## Text
= = = =

The Filipina actress appears alongside Mia Khalifa, BANKS, Nemahsis, Cindy Kimberly, and Yesly Dimate in a WePresent-commissioned hybrid of podcast, cinema, and documentary.
Liza Soberano is stepping into another international project. It reveals her in a way fans have never quite seen before. This is the true-blue spirit of exploring what else she can do. The unscripted YouTube series, ‘Can I Come In?’, doesn’t just capture her on camera. It peels back the layers, offering a more vulnerable, human side of the actress.
Known recently for her role in Lisa Frankenstein, Liza here opens up about the pressure of being “someone worthy of looking up to” and the struggles that came with constantly being in the public eye.
The series is directed by Palestinian-Jordanian Sarah Bahbah. It isn’t your usual talk-show-meets-documentary. It’s a slow unraveling—a hybrid of podcast, cinema, and intimate storytelling. The show dives into love, heartbreak, trauma, and prejudice. For women like Liza, who have lived much of their lives under scrutiny, it’s also about confronting the invisible weight of public criticism and expectation.
Inside the World of ‘Can I Come In?’
Fresh from Variety’s Power of Young Hollywood party, where she rubbed elbows with the likes of Tyla, Stranger Things’ Finn Wolfhard, The White Lotus’ Sam Nivola, and Olympian Simone Biles, Liza is now gearing up for the August 14 release of her episode in Can I Come In?, hosted on Sarah Bahbah’s YouTube channel.
As of this writing, four episodes have already been released. Mia Khalifa speaks with disarming honesty about heartbreak, self-love, and the art of letting go. Yesly Dimate opens up about surviving past trauma and learning to stop apologizing for who she is. Palestinian-Canadian musician Nemahsis talks about finding a true sense of community and why she chose music over love. While model Cindy Kimberly reflects on the protection she wasn’t afforded growing up, and how she’s carving out her own freedom.

= = = =

## Supplied material
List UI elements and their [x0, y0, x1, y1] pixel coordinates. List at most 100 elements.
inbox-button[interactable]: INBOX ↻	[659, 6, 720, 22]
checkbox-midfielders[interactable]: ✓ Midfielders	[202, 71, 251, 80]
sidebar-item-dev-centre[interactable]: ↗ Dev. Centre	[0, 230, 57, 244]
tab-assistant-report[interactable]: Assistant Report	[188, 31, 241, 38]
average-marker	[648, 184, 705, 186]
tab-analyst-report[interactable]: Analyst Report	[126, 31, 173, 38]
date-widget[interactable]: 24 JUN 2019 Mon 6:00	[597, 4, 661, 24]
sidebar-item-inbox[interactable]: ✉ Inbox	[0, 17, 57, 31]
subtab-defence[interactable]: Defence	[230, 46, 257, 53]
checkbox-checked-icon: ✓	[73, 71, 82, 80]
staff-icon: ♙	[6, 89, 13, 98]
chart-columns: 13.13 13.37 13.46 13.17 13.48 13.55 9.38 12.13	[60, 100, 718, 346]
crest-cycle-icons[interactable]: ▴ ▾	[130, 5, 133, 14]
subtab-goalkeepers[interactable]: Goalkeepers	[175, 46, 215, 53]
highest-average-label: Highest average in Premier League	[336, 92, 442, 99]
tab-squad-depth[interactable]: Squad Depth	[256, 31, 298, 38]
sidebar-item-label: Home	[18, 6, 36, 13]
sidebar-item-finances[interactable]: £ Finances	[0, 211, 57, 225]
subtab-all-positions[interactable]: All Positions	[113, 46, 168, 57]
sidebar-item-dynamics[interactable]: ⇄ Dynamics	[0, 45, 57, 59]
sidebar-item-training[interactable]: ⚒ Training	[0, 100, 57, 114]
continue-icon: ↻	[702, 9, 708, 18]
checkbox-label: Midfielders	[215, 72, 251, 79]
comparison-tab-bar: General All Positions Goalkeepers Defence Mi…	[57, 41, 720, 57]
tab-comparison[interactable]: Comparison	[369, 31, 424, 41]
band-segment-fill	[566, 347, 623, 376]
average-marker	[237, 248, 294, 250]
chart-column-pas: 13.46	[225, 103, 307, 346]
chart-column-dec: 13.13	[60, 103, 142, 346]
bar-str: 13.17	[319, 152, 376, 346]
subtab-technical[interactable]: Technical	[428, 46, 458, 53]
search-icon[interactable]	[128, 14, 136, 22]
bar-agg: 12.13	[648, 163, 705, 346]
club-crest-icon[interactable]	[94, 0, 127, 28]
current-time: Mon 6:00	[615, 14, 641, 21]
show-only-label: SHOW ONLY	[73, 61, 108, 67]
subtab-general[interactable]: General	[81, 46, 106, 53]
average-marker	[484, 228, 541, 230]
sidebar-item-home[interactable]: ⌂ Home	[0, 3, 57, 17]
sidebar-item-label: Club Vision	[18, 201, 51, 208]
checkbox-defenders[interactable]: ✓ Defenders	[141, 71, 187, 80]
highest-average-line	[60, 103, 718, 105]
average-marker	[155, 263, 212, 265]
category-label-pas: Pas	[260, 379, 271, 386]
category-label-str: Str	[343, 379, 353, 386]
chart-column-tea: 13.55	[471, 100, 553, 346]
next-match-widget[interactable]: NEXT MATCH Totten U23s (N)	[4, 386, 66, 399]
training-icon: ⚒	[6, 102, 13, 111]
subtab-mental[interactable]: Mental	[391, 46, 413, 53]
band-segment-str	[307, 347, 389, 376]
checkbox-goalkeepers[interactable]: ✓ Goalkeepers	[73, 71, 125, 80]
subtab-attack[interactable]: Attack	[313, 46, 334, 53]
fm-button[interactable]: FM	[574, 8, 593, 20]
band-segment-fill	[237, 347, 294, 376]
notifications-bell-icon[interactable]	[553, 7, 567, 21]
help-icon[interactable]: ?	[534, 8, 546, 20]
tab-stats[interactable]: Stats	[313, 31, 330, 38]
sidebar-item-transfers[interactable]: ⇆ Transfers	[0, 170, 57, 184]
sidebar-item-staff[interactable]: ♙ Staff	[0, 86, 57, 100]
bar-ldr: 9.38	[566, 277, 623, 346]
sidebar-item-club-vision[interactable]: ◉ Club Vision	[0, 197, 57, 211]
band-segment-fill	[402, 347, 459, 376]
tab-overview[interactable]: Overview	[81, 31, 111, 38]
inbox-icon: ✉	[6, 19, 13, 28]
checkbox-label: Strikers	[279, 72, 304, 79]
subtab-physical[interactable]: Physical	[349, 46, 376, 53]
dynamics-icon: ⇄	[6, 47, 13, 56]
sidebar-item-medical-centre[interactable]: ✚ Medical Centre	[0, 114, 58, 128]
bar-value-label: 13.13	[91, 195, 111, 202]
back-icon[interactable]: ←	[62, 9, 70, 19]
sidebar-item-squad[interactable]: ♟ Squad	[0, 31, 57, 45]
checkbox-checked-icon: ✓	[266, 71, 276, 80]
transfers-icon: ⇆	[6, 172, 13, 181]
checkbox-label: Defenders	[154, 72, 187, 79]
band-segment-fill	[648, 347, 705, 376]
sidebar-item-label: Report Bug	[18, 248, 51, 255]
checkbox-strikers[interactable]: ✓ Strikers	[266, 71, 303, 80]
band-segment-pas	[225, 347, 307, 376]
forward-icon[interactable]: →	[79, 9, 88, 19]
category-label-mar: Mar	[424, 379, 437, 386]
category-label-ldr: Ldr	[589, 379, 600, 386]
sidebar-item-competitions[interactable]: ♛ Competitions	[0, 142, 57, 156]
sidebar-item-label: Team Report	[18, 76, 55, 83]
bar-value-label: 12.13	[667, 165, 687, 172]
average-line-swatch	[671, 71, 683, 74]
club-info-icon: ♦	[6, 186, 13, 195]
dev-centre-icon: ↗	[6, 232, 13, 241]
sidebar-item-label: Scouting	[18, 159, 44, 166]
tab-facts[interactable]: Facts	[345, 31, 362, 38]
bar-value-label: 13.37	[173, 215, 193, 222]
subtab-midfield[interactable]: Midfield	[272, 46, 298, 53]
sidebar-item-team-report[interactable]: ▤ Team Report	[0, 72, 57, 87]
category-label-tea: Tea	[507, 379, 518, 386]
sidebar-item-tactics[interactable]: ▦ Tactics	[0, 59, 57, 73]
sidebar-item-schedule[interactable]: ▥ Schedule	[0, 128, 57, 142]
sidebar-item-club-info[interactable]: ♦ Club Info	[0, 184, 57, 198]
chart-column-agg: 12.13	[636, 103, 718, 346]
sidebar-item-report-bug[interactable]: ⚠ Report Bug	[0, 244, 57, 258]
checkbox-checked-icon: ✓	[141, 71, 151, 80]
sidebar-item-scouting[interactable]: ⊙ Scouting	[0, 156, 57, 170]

= = = =

According to the article about Liza Soberano, who directed the series "Can I Come In?"? Rely solely on the article for your response.

Sarah Bahbah, who is Palestinian-Jordanian, directed it.